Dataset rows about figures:
▽
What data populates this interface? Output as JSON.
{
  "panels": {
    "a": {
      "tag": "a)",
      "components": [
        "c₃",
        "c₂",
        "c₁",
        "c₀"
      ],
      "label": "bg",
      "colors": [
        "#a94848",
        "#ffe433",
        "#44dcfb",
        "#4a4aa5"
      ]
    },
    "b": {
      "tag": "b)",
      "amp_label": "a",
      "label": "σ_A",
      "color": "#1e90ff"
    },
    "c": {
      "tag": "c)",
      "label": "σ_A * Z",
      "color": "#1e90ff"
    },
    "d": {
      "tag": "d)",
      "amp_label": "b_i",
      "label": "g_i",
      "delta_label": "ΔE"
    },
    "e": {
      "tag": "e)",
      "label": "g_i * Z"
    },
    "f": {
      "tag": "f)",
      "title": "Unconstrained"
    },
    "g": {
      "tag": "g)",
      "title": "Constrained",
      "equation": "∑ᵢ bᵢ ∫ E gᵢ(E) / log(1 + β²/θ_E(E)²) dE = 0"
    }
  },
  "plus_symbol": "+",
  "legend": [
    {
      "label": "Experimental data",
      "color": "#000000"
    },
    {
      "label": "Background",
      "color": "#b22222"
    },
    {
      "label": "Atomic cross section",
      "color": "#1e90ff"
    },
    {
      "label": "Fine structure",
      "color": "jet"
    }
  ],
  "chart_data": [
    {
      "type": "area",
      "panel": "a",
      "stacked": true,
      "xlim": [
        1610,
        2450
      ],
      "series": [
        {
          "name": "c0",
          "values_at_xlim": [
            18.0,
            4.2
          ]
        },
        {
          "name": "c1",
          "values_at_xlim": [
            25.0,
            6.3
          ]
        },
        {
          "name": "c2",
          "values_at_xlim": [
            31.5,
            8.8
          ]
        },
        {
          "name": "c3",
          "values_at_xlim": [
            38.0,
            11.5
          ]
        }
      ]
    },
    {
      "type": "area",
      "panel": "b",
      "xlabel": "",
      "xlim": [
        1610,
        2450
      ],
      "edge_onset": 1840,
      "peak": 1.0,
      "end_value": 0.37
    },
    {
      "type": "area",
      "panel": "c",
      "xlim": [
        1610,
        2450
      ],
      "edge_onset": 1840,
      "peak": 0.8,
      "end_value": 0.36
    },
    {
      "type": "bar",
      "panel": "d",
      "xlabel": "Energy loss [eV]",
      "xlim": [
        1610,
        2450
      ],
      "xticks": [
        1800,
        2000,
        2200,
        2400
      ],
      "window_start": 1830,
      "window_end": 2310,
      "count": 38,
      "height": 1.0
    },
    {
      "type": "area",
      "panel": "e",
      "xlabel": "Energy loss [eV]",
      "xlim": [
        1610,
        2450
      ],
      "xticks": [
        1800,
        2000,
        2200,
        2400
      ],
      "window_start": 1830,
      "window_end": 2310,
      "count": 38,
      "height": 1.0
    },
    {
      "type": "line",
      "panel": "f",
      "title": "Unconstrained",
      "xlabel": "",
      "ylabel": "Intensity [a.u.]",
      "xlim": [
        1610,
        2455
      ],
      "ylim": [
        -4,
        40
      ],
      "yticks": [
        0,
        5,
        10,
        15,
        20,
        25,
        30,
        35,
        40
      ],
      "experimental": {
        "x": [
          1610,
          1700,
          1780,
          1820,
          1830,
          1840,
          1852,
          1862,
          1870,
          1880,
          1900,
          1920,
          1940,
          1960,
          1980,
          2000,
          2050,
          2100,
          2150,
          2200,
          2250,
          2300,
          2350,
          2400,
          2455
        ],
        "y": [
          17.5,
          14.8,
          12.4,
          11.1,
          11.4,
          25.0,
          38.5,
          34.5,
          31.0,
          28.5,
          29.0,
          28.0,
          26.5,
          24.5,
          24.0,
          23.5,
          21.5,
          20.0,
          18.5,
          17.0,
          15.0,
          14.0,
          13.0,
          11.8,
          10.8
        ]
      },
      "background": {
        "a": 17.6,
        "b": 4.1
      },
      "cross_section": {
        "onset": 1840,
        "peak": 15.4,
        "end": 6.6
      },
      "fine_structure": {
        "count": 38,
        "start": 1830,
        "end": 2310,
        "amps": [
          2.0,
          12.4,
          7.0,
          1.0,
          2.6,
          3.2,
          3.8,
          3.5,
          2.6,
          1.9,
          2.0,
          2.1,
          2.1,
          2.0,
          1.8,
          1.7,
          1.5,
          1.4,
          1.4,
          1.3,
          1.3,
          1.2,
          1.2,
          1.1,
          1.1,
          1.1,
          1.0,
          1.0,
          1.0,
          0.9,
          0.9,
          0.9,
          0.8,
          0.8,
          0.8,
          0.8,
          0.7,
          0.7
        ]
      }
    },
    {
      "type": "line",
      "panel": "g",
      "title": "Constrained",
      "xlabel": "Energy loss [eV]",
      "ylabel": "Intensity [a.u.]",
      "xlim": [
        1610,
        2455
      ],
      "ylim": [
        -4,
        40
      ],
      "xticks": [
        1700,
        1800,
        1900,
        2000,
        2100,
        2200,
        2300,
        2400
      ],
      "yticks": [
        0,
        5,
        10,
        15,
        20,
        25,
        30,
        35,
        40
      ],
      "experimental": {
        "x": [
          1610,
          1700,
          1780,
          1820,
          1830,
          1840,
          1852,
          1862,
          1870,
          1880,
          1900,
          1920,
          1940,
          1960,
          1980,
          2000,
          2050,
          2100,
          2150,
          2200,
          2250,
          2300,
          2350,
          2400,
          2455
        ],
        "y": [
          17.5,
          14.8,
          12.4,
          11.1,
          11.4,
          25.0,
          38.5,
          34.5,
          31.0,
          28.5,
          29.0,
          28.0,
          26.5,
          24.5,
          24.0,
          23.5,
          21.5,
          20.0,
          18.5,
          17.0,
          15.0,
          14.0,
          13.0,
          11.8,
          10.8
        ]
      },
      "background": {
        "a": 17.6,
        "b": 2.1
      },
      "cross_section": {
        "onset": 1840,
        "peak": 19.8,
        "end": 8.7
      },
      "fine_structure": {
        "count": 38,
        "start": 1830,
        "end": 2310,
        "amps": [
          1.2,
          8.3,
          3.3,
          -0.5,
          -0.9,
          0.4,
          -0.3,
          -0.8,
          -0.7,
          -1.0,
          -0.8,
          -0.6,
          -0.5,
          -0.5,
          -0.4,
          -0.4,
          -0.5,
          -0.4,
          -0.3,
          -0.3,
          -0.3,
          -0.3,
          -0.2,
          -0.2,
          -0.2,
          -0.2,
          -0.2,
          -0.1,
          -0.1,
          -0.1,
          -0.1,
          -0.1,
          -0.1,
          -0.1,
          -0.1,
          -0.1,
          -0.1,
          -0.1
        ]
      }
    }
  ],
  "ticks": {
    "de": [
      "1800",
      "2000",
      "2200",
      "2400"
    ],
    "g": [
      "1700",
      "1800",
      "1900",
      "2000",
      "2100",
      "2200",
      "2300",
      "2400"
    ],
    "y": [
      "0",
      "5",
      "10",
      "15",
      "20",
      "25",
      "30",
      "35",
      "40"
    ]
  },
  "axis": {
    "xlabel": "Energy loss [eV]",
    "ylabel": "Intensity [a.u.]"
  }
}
△
Short problem » Write out all of the records above exactly as they appear.

Written response »
What data populates this interface? Output as JSON.
{
  "panels": {
    "a": {
      "tag": "a)",
      "components": [
        "c₃",
        "c₂",
        "c₁",
        "c₀"
      ],
      "label": "bg",
      "colors": [
        "#a94848",
        "#ffe433",
        "#44dcfb",
        "#4a4aa5"
      ]
    },
    "b": {
      "tag": "b)",
      "amp_label": "a",
      "label": "σ_A",
      "color": "#1e90ff"
    },
    "c": {
      "tag": "c)",
      "label": "σ_A * Z",
      "color": "#1e90ff"
    },
    "d": {
      "tag": "d)",
      "amp_label": "b_i",
      "label": "g_i",
      "delta_label": "ΔE"
    },
    "e": {
      "tag": "e)",
      "label": "g_i * Z"
    },
    "f": {
      "tag": "f)",
      "title": "Unconstrained"
    },
    "g": {
      "tag": "g)",
      "title": "Constrained",
      "equation": "∑ᵢ bᵢ ∫ E gᵢ(E) / log(1 + β²/θ_E(E)²) dE = 0"
    }
  },
  "plus_symbol": "+",
  "legend": [
    {
      "label": "Experimental data",
      "color": "#000000"
    },
    {
      "label": "Background",
      "color": "#b22222"
    },
    {
      "label": "Atomic cross section",
      "color": "#1e90ff"
    },
    {
      "label": "Fine structure",
      "color": "jet"
    }
  ],
  "chart_data": [
    {
      "type": "area",
      "panel": "a",
      "stacked": true,
      "xlim": [
        1610,
        2450
      ],
      "series": [
        {
          "name": "c0",
          "values_at_xlim": [
            18.0,
            4.2
          ]
        },
        {
          "name": "c1",
          "values_at_xlim": [
            25.0,
            6.3
          ]
        },
        {
          "name": "c2",
          "values_at_xlim": [
            31.5,
            8.8
          ]
        },
        {
          "name": "c3",
          "values_at_xlim": [
            38.0,
            11.5
          ]
        }
      ]
    },
    {
      "type": "area",
      "panel": "b",
      "xlabel": "",
      "xlim": [
        1610,
        2450
      ],
      "edge_onset": 1840,
      "peak": 1.0,
      "end_value": 0.37
    },
    {
      "type": "area",
      "panel": "c",
      "xlim": [
        1610,
        2450
      ],
      "edge_onset": 1840,
      "peak": 0.8,
      "end_value": 0.36
    },
    {
      "type": "bar",
      "panel": "d",
      "xlabel": "Energy loss [eV]",
      "xlim": [
        1610,
        2450
      ],
      "xticks": [
        1800,
        2000,
        2200,
        2400
      ],
      "window_start": 1830,
      "window_end": 2310,
      "count": 38,
      "height": 1.0
    },
    {
      "type": "area",
      "panel": "e",
      "xlabel": "Energy loss [eV]",
      "xlim": [
        1610,
        2450
      ],
      "xticks": [
        1800,
        2000,
        2200,
        2400
      ],
      "window_start": 1830,
      "window_end": 2310,
      "count": 38,
      "height": 1.0
    },
    {
      "type": "line",
      "panel": "f",
      "title": "Unconstrained",
      "xlabel": "",
      "ylabel": "Intensity [a.u.]",
      "xlim": [
        1610,
        2455
      ],
      "ylim": [
        -4,
        40
      ],
      "yticks": [
        0,
        5,
        10,
        15,
        20,
        25,
        30,
        35,
        40
      ],
      "experimental": {
        "x": [
          1610,
          1700,
          1780,
          1820,
          1830,
          1840,
          1852,
          1862,
          1870,
          1880,
          1900,
          1920,
          1940,
          1960,
          1980,
          2000,
          2050,
          2100,
          2150,
          2200,
          2250,
          2300,
          2350,
          2400,
          2455
        ],
        "y": [
          17.5,
          14.8,
          12.4,
          11.1,
          11.4,
          25.0,
          38.5,
          34.5,
          31.0,
          28.5,
          29.0,
          28.0,
          26.5,
          24.5,
          24.0,
          23.5,
          21.5,
          20.0,
          18.5,
          17.0,
          15.0,
          14.0,
          13.0,
          11.8,
          10.8
        ]
      },
      "background": {
        "a": 17.6,
        "b": 4.1
      },
      "cross_section": {
        "onset": 1840,
        "peak": 15.4,
        "end": 6.6
      },
      "fine_structure": {
        "count": 38,
        "start": 1830,
        "end": 2310,
        "amps": [
          2.0,
          12.4,
          7.0,
          1.0,
          2.6,
          3.2,
          3.8,
          3.5,
          2.6,
          1.9,
          2.0,
          2.1,
          2.1,
          2.0,
          1.8,
          1.7,
          1.5,
          1.4,
          1.4,
          1.3,
          1.3,
          1.2,
          1.2,
          1.1,
          1.1,
          1.1,
          1.0,
          1.0,
          1.0,
          0.9,
          0.9,
          0.9,
          0.8,
          0.8,
          0.8,
          0.8,
          0.7,
          0.7
        ]
      }
    },
    {
      "type": "line",
      "panel": "g",
      "title": "Constrained",
      "xlabel": "Energy loss [eV]",
      "ylabel": "Intensity [a.u.]",
      "xlim": [
        1610,
        2455
      ],
      "ylim": [
        -4,
        40
      ],
      "xticks": [
        1700,
        1800,
        1900,
        2000,
        2100,
        2200,
        2300,
        2400
      ],
      "yticks": [
        0,
        5,
        10,
        15,
        20,
        25,
        30,
        35,
        40
      ],
      "experimental": {
        "x": [
          1610,
          1700,
          1780,
          1820,
          1830,
          1840,
          1852,
          1862,
          1870,
          1880,
          1900,
          1920,
          1940,
          1960,
          1980,
          2000,
          2050,
          2100,
          2150,
          2200,
          2250,
          2300,
          2350,
          2400,
          2455
        ],
        "y": [
          17.5,
          14.8,
          12.4,
          11.1,
          11.4,
          25.0,
          38.5,
          34.5,
          31.0,
          28.5,
          29.0,
          28.0,
          26.5,
          24.5,
          24.0,
          23.5,
          21.5,
          20.0,
          18.5,
          17.0,
          15.0,
          14.0,
          13.0,
          11.8,
          10.8
        ]
      },
      "background": {
        "a": 17.6,
        "b": 2.1
      },
      "cross_section": {
        "onset": 1840,
        "peak": 19.8,
        "end": 8.7
      },
      "fine_structure": {
        "count": 38,
        "start": 1830,
        "end": 2310,
        "amps": [
          1.2,
          8.3,
          3.3,
          -0.5,
          -0.9,
          0.4,
          -0.3,
          -0.8,
          -0.7,
          -1.0,
          -0.8,
          -0.6,
          -0.5,
          -0.5,
          -0.4,
          -0.4,
          -0.5,
          -0.4,
          -0.3,
          -0.3,
          -0.3,
          -0.3,
          -0.2,
          -0.2,
          -0.2,
          -0.2,
          -0.2,
          -0.1,
          -0.1,
          -0.1,
          -0.1,
          -0.1,
          -0.1,
          -0.1,
          -0.1,
          -0.1,
          -0.1,
          -0.1
        ]
      }
    }
  ],
  "ticks": {
    "de": [
      "1800",
      "2000",
      "2200",
      "2400"
    ],
    "g": [
      "1700",
      "1800",
      "1900",
      "2000",
      "2100",
      "2200",
      "2300",
      "2400"
    ],
    "y": [
      "0",
      "5",
      "10",
      "15",
      "20",
      "25",
      "30",
      "35",
      "40"
    ]
  },
  "axis": {
    "xlabel": "Energy loss [eV]",
    "ylabel": "Intensity [a.u.]"
  }
}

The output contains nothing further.